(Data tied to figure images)
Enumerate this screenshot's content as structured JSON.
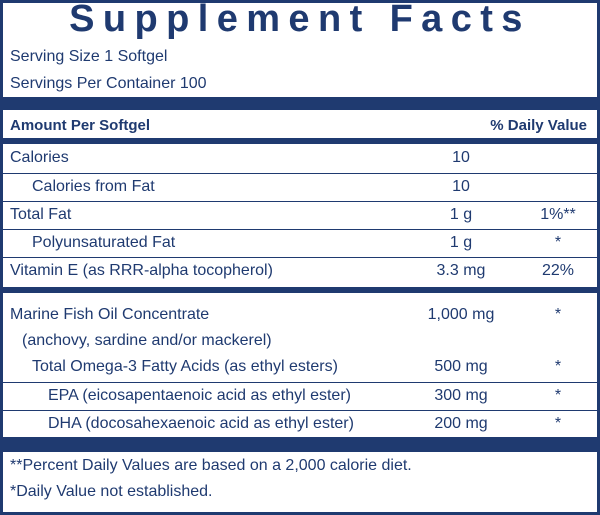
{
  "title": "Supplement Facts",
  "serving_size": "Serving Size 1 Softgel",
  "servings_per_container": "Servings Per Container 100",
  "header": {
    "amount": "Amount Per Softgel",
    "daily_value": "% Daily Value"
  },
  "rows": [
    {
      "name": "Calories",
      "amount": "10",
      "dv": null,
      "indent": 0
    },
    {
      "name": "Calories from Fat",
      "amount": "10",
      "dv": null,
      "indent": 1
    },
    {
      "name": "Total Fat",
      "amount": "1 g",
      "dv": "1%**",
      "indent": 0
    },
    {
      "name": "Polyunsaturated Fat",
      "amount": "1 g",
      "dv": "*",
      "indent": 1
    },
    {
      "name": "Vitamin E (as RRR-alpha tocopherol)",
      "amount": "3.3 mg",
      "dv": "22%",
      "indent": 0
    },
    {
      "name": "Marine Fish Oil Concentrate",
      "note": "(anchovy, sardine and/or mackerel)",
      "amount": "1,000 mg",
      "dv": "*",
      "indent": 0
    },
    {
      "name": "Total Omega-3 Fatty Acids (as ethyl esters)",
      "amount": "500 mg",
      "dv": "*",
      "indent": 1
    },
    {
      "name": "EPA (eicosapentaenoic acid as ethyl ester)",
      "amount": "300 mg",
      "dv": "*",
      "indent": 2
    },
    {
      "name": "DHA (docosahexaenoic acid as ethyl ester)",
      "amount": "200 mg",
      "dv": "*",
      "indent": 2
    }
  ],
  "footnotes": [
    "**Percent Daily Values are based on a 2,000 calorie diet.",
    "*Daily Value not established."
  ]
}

...

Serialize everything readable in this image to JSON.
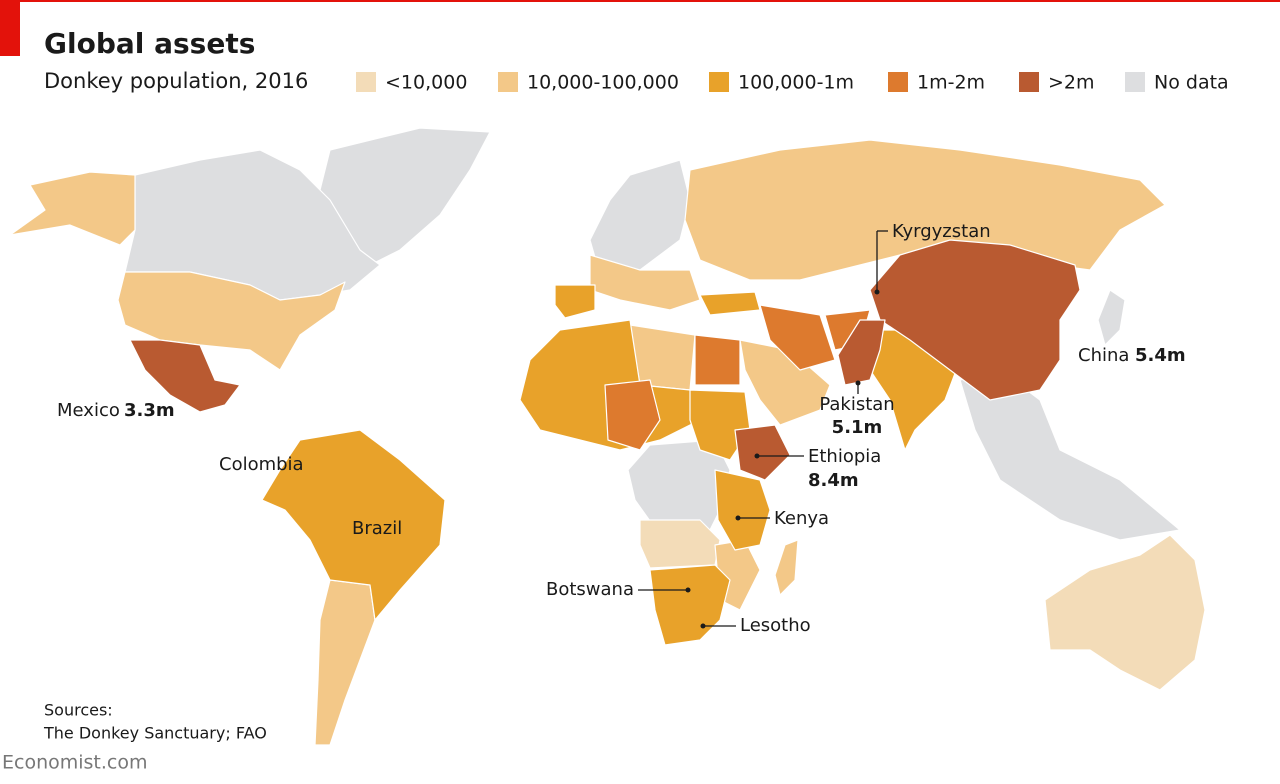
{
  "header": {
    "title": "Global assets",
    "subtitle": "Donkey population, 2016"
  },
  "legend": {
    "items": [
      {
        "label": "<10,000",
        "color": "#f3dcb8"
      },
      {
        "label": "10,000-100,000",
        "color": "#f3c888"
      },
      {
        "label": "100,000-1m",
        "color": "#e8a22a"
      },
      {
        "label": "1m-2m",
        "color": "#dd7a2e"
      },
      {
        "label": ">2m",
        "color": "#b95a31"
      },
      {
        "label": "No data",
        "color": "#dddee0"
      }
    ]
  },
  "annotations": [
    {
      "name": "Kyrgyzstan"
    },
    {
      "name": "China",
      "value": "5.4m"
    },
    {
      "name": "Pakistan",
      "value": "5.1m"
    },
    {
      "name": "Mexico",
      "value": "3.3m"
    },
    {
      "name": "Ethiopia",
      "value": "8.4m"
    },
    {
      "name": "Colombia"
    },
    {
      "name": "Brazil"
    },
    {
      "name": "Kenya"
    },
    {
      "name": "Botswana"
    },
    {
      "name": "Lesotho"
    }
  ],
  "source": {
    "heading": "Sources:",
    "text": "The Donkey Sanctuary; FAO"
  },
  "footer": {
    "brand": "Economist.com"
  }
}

**TASK GOAL**
Find each line with the string "Calories" and copy it out.

**PROBLEM SOLUTION**
      "name": "Calories",
      "name": "Calories from Fat",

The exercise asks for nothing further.